— begin —
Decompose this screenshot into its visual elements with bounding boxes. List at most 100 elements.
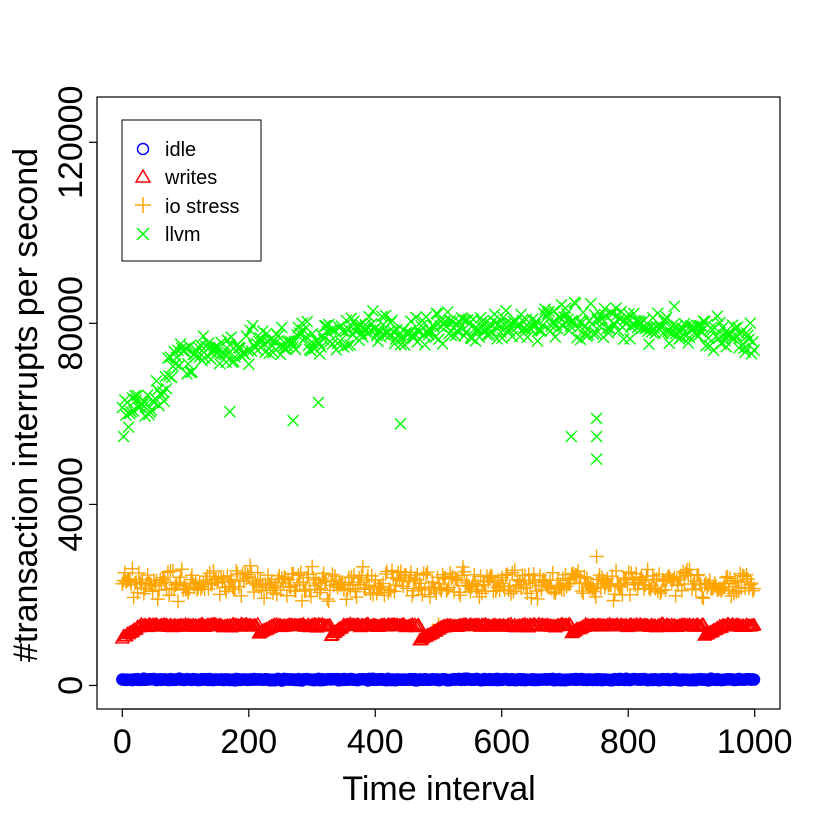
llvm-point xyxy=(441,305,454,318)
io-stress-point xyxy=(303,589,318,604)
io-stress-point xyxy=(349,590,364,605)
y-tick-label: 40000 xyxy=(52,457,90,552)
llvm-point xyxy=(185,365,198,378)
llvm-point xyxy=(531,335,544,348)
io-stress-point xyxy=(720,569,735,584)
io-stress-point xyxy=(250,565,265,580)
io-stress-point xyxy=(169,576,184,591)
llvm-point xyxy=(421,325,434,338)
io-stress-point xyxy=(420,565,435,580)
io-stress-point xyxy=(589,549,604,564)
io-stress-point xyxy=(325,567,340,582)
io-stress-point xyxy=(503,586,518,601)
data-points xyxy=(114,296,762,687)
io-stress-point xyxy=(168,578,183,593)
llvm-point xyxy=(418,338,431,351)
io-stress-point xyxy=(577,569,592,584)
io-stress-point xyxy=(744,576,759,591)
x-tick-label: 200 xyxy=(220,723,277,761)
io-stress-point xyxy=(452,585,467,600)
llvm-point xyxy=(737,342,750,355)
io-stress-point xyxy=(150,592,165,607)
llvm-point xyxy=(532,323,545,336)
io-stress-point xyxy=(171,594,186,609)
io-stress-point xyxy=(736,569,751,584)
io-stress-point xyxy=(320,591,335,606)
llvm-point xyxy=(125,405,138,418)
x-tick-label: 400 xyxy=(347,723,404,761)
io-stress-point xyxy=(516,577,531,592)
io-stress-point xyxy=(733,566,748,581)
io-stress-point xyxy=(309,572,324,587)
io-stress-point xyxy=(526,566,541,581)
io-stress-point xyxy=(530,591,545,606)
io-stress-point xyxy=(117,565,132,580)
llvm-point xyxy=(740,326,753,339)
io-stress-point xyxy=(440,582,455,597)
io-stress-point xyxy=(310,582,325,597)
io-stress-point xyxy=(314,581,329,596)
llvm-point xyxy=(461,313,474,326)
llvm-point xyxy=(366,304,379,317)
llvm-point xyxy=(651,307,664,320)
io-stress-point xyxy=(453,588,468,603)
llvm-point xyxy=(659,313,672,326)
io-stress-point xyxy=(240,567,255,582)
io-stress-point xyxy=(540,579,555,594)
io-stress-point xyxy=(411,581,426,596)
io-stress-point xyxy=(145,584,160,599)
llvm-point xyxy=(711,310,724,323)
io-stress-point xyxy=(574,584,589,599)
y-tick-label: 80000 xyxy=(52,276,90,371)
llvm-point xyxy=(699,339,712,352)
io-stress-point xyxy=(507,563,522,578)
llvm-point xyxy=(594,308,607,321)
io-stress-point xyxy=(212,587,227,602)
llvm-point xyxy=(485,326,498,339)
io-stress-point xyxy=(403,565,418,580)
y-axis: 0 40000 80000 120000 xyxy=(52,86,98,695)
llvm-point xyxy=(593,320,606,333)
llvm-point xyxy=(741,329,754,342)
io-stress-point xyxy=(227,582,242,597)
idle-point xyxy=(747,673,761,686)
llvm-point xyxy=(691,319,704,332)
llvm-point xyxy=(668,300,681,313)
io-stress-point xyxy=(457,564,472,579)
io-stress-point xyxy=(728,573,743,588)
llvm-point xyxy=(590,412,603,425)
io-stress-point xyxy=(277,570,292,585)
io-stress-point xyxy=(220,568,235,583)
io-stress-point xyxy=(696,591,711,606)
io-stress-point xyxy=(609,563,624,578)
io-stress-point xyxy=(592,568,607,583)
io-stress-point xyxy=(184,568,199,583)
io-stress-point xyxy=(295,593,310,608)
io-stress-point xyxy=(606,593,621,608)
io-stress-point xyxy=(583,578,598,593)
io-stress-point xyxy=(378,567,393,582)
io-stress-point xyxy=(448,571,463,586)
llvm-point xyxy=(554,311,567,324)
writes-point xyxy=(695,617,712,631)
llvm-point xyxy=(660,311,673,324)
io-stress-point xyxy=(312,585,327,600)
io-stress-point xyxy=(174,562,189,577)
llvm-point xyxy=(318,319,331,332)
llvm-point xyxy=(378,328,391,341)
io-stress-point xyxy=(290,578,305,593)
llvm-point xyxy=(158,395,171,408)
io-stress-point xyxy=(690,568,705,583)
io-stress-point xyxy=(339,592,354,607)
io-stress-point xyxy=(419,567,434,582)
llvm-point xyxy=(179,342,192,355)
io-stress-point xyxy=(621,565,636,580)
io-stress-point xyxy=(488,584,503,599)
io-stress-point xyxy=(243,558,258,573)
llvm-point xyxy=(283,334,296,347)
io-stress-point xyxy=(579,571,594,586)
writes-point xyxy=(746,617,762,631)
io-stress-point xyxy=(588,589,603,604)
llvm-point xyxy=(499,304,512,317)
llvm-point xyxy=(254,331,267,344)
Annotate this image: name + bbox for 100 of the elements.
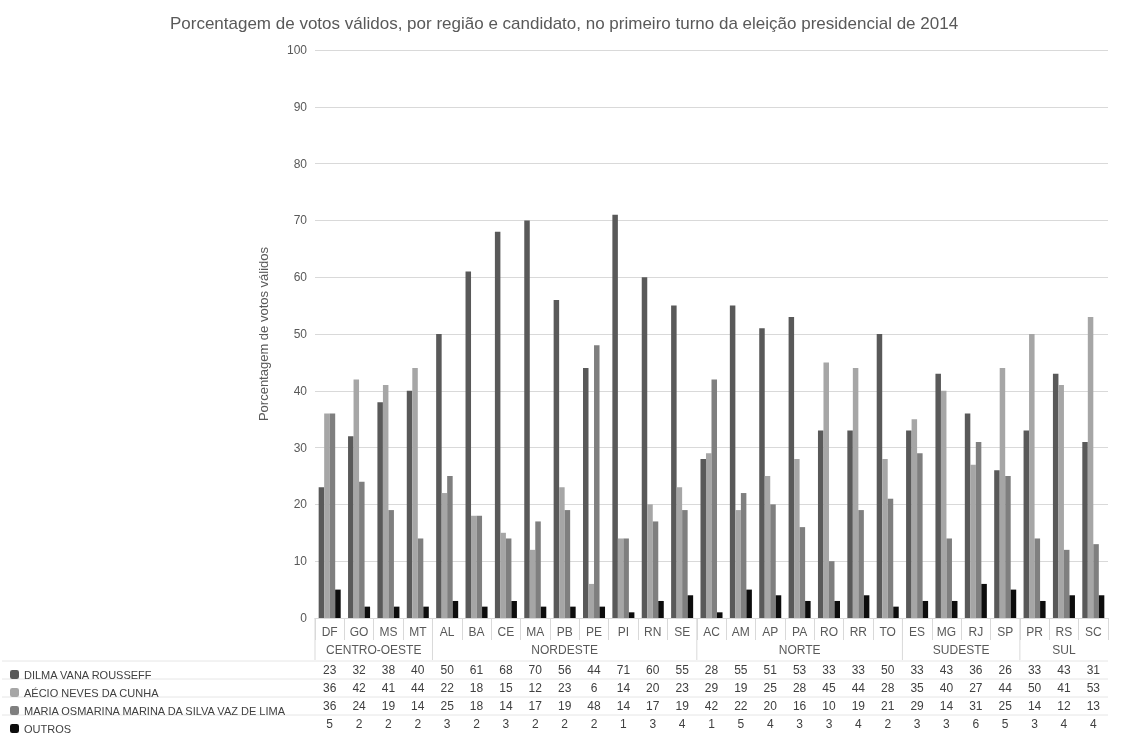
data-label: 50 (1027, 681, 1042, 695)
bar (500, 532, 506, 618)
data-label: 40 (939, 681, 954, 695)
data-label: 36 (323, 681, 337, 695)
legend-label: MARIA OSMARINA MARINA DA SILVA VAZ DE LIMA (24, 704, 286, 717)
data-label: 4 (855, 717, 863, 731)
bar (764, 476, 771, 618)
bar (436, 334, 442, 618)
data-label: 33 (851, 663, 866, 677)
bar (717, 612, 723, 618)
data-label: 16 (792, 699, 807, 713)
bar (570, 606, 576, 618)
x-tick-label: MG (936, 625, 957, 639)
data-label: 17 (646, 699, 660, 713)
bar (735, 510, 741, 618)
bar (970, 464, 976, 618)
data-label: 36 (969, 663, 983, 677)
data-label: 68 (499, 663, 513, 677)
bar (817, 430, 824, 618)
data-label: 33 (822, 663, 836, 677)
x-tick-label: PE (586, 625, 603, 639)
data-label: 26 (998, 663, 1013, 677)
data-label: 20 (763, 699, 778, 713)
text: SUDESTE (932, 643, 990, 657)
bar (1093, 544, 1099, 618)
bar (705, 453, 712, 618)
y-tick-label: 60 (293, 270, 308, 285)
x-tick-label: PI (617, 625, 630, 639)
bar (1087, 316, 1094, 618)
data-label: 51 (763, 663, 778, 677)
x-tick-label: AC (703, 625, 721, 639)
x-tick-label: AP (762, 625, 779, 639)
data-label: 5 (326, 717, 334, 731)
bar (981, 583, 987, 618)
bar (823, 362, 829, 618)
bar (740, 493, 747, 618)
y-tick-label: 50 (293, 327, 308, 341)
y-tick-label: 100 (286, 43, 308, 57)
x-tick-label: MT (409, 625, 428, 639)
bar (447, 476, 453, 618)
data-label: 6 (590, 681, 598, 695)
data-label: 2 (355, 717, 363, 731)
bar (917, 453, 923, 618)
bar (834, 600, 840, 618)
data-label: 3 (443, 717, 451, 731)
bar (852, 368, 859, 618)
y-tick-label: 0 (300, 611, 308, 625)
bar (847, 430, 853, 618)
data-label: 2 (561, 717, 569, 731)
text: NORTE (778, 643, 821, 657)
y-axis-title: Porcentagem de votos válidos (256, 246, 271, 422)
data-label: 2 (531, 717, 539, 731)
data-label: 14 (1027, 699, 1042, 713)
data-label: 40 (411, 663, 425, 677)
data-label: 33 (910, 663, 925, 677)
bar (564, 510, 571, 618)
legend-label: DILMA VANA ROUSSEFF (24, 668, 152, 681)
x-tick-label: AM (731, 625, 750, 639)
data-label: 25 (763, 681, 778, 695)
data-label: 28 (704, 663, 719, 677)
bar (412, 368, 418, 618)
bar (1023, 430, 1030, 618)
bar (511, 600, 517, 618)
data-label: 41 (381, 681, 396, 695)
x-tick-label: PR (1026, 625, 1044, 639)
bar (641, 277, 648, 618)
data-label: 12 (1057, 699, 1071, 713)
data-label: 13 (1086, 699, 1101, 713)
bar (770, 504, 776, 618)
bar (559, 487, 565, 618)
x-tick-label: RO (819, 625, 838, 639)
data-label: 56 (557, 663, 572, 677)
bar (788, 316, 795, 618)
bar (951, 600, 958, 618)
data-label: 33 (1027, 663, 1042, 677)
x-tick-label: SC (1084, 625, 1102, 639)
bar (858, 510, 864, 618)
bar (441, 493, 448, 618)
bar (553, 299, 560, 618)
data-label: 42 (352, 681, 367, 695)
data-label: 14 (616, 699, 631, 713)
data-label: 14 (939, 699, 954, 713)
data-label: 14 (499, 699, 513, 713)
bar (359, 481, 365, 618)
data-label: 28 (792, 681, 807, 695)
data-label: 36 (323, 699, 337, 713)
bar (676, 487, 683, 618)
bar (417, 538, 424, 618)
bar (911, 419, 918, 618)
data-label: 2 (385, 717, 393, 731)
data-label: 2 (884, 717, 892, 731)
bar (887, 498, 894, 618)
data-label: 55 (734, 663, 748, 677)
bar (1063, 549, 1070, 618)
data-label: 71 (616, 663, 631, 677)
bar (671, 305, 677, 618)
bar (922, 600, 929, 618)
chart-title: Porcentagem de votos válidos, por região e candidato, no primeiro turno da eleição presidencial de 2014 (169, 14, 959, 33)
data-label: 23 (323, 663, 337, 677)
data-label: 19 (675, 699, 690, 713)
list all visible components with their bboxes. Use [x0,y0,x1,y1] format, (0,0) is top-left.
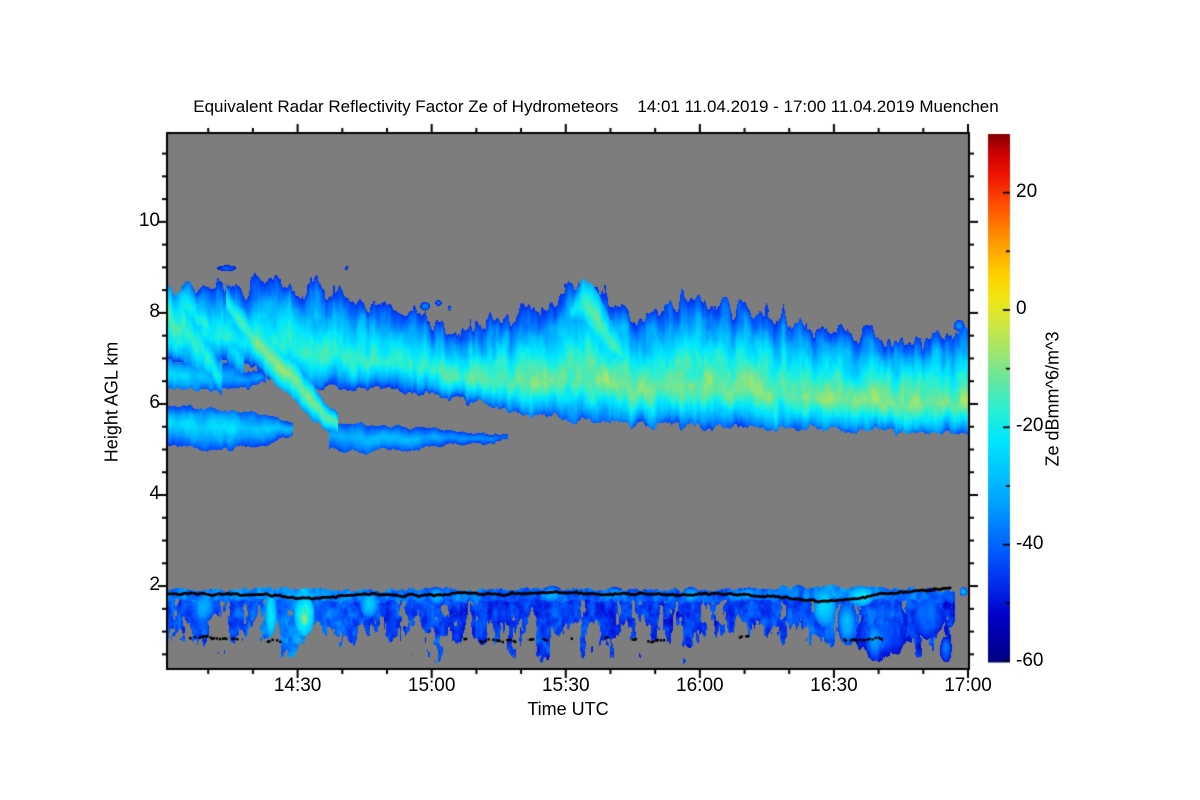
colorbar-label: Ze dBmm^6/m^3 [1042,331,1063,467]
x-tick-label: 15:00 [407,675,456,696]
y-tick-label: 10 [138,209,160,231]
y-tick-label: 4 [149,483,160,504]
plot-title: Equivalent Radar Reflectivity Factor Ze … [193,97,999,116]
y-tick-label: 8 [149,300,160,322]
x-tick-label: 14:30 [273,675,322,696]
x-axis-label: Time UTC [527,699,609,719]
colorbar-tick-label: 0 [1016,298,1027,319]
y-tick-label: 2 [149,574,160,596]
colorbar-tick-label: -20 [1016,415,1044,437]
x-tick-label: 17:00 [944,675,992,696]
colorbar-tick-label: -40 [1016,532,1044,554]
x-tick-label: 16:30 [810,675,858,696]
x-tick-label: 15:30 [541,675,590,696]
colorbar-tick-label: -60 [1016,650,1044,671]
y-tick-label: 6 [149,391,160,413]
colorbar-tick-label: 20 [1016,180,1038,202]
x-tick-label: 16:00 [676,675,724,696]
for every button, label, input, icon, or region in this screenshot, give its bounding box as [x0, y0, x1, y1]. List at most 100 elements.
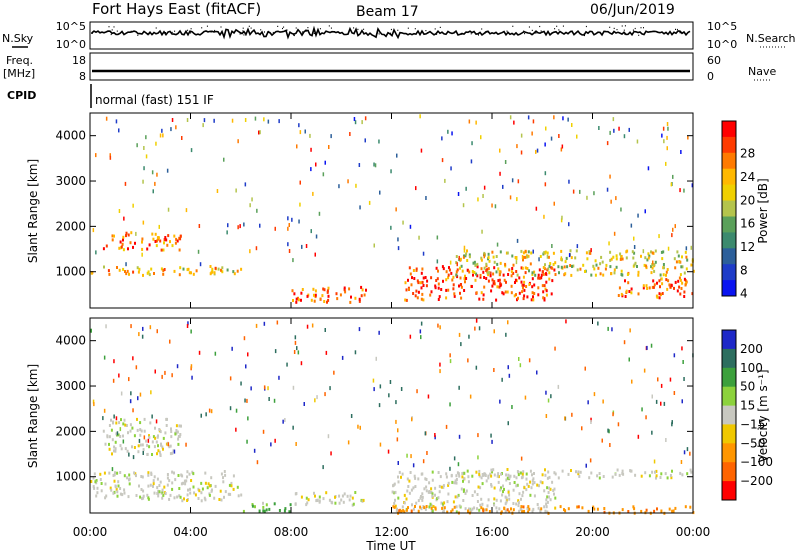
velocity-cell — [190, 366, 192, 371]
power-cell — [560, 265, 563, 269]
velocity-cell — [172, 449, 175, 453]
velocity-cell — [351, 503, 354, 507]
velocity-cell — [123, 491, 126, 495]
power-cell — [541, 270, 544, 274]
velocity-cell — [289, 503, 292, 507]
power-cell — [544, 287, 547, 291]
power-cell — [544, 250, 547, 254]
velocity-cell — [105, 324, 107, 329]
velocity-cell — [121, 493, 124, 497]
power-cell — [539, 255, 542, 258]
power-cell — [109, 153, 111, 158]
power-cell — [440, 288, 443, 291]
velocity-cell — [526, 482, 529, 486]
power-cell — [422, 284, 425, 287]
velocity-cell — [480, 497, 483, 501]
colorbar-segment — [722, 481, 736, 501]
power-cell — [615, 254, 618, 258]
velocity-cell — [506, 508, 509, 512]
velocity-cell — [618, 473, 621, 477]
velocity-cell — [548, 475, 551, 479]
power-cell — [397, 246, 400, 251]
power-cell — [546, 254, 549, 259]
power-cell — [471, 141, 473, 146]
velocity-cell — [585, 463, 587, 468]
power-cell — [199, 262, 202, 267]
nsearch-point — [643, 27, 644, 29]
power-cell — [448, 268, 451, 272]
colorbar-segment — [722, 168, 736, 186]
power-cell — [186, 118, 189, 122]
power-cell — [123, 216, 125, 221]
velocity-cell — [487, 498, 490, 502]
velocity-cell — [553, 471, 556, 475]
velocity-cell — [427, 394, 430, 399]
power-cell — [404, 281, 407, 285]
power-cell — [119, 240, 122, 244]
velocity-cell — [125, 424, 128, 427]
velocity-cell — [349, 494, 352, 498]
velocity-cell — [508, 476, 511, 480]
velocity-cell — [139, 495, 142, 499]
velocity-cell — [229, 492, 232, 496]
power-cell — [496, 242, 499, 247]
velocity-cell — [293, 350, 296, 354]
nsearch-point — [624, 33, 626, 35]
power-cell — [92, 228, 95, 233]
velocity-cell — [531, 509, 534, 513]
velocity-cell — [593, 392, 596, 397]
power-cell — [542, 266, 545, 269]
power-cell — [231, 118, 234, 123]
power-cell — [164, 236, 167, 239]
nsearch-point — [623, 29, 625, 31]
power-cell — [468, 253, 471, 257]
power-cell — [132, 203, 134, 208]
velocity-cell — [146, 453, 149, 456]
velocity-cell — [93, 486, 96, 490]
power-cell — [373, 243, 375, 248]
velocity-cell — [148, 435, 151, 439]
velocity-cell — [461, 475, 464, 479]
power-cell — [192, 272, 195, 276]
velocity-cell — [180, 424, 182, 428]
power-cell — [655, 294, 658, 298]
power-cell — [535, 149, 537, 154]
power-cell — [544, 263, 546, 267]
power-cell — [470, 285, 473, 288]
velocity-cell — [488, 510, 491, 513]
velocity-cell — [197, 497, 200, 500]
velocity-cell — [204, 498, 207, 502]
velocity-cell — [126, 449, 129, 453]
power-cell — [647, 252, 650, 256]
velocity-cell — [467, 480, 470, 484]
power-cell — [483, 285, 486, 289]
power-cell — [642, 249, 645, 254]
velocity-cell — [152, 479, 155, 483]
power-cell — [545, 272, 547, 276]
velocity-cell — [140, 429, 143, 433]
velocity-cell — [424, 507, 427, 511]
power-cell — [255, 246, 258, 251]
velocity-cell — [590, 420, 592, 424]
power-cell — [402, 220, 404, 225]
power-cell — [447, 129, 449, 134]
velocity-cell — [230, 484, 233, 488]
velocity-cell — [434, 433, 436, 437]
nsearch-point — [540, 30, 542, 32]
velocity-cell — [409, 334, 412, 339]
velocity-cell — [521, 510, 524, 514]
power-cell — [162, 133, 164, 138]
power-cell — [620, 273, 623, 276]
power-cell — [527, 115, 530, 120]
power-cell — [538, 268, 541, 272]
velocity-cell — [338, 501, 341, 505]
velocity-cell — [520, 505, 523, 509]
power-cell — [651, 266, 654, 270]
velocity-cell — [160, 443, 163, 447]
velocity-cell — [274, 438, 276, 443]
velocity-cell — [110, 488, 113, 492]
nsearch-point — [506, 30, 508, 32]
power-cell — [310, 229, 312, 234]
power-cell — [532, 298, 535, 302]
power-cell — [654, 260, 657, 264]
— end —
• _What to do_: Reproduce verbatim the stretch of the listing above from the line containing "colorbar-label: Ze dBmm^6/m^3" through the line containing "for every button, label, input, icon, or", including both of those lines.

• _Worked answer_:
colorbar-label: Ze dBmm^6/m^3 [1042,331,1063,467]
x-tick-label: 15:00 [407,675,456,696]
y-tick-label: 10 [138,209,160,231]
y-tick-label: 4 [149,483,160,504]
plot-title: Equivalent Radar Reflectivity Factor Ze … [193,97,999,116]
y-tick-label: 8 [149,300,160,322]
x-tick-label: 14:30 [273,675,322,696]
x-axis-label: Time UTC [527,699,609,719]
colorbar-tick-label: 0 [1016,298,1027,319]
y-tick-label: 2 [149,574,160,596]
colorbar-tick-label: -20 [1016,415,1044,437]
x-tick-label: 17:00 [944,675,992,696]
colorbar-tick-label: -40 [1016,532,1044,554]
x-tick-label: 16:30 [810,675,858,696]
x-tick-label: 15:30 [541,675,590,696]
colorbar-tick-label: -60 [1016,650,1044,671]
y-tick-label: 6 [149,391,160,413]
colorbar-tick-label: 20 [1016,180,1038,202]
x-tick-label: 16:00 [676,675,724,696]
for every button, label, input, icon, or region in this screenshot, give its bounding box as [x0, y0, x1, y1]. List at most 100 elements.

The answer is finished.